◆ EXERCISE TASK: Check each line of the material. Copy those containing "Standard".
----- EXCERPTED DATA -----
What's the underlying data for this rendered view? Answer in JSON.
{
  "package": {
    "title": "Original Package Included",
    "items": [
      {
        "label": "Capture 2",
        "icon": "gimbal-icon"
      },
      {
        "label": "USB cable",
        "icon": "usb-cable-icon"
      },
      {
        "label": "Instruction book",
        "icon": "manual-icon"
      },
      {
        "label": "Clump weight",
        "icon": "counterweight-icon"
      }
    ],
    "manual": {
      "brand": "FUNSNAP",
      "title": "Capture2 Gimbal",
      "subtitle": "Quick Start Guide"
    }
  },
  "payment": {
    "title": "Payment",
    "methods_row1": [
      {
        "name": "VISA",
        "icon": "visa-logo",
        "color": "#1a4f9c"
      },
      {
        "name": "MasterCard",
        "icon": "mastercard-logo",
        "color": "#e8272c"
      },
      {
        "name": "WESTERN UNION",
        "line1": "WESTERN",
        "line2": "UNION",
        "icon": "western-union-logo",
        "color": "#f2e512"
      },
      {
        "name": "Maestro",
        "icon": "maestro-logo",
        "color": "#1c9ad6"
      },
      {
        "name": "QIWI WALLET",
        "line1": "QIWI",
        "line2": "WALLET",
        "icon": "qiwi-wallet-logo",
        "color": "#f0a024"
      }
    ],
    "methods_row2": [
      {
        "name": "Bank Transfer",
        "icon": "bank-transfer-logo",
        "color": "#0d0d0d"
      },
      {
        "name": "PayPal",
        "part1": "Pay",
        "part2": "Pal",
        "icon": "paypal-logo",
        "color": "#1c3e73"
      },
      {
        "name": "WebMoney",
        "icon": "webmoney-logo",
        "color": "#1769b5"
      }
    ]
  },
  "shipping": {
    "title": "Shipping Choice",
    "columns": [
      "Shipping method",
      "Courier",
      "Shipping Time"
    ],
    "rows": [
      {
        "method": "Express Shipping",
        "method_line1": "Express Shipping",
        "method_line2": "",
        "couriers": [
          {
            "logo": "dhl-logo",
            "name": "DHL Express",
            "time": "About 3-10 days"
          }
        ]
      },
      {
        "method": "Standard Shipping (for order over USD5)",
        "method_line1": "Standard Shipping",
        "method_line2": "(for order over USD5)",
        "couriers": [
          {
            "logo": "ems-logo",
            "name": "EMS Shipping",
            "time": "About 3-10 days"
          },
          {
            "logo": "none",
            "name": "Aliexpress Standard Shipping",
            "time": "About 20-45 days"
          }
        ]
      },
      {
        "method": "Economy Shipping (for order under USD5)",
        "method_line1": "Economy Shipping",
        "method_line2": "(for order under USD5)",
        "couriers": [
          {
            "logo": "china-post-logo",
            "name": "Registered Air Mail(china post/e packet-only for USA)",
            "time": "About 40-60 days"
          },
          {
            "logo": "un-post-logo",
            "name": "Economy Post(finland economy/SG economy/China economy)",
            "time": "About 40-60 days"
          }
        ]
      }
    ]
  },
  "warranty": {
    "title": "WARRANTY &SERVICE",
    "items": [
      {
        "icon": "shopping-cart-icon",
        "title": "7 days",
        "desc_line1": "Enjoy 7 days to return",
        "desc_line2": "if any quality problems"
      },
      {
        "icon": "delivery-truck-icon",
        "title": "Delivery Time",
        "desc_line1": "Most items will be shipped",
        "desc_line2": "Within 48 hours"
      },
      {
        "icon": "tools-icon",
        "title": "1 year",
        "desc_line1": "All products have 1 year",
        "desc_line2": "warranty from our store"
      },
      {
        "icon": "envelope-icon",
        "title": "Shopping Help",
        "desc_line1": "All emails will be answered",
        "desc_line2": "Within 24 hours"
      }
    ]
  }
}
-----
◆ RESPONSE FOR THIS EXERCISE:
        "method": "Standard Shipping (for order over USD5)",
        "method_line1": "Standard Shipping",
            "name": "Aliexpress Standard Shipping",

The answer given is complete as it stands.